▸ Exercise details
For each line in the data below that holds "Award", return a copy.

▸ Extracted data entries

• • • • •

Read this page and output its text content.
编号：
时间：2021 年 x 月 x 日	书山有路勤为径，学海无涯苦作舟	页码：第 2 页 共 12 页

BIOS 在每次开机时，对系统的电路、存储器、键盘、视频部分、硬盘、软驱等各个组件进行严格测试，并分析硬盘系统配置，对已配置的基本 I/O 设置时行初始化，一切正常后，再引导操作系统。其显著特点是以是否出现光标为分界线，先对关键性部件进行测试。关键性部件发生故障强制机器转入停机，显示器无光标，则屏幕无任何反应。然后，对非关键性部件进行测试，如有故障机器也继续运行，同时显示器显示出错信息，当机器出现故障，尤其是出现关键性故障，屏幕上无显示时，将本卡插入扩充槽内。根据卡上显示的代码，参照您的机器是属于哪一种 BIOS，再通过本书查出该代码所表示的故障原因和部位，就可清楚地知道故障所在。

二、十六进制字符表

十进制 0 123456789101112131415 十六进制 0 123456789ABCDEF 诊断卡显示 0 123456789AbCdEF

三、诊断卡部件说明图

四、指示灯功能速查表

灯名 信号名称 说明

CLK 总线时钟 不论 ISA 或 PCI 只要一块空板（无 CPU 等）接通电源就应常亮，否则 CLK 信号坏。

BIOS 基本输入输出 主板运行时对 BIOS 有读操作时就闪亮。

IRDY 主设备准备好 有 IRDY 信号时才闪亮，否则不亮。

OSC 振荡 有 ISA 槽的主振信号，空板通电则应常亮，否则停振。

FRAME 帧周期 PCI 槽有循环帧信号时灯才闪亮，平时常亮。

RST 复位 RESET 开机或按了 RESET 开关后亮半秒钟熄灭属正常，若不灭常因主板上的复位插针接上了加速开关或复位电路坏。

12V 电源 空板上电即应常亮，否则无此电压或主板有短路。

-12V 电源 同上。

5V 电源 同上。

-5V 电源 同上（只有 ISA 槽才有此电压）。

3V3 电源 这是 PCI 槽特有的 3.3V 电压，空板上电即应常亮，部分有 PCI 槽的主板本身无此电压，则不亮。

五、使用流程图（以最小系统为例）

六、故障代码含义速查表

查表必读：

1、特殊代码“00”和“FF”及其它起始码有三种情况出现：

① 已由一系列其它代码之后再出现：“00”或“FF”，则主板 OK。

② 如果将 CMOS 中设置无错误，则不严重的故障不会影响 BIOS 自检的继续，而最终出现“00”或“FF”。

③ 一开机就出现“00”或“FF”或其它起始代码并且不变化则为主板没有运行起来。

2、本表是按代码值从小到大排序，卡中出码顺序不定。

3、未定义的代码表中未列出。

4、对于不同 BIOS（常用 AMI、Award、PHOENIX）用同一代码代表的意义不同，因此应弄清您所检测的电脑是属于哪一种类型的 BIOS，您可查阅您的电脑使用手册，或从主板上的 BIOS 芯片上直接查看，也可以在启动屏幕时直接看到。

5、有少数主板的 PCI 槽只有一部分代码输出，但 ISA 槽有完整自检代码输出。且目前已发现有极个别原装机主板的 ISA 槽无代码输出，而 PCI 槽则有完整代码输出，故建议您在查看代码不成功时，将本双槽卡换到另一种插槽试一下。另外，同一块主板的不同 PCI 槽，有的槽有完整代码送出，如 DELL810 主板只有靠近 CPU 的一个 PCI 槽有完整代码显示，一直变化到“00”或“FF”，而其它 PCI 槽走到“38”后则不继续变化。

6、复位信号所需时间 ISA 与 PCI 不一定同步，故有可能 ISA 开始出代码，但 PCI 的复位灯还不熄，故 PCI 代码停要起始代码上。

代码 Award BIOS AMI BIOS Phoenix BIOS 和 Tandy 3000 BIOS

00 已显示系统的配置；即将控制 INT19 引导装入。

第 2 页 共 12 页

• • • • •

▸ Output
4、对于不同 BIOS（常用 AMI、Award、PHOENIX）用同一代码代表的意义不同，因此应弄清您所检测的电脑是属于哪一种类型的 BIOS，您可查阅您的电脑使用手册，或从主板上的 BIOS 芯片上直接查看，也可以在启动屏幕时直接看到。
代码 Award BIOS AMI BIOS Phoenix BIOS 和 Tandy 3000 BIOS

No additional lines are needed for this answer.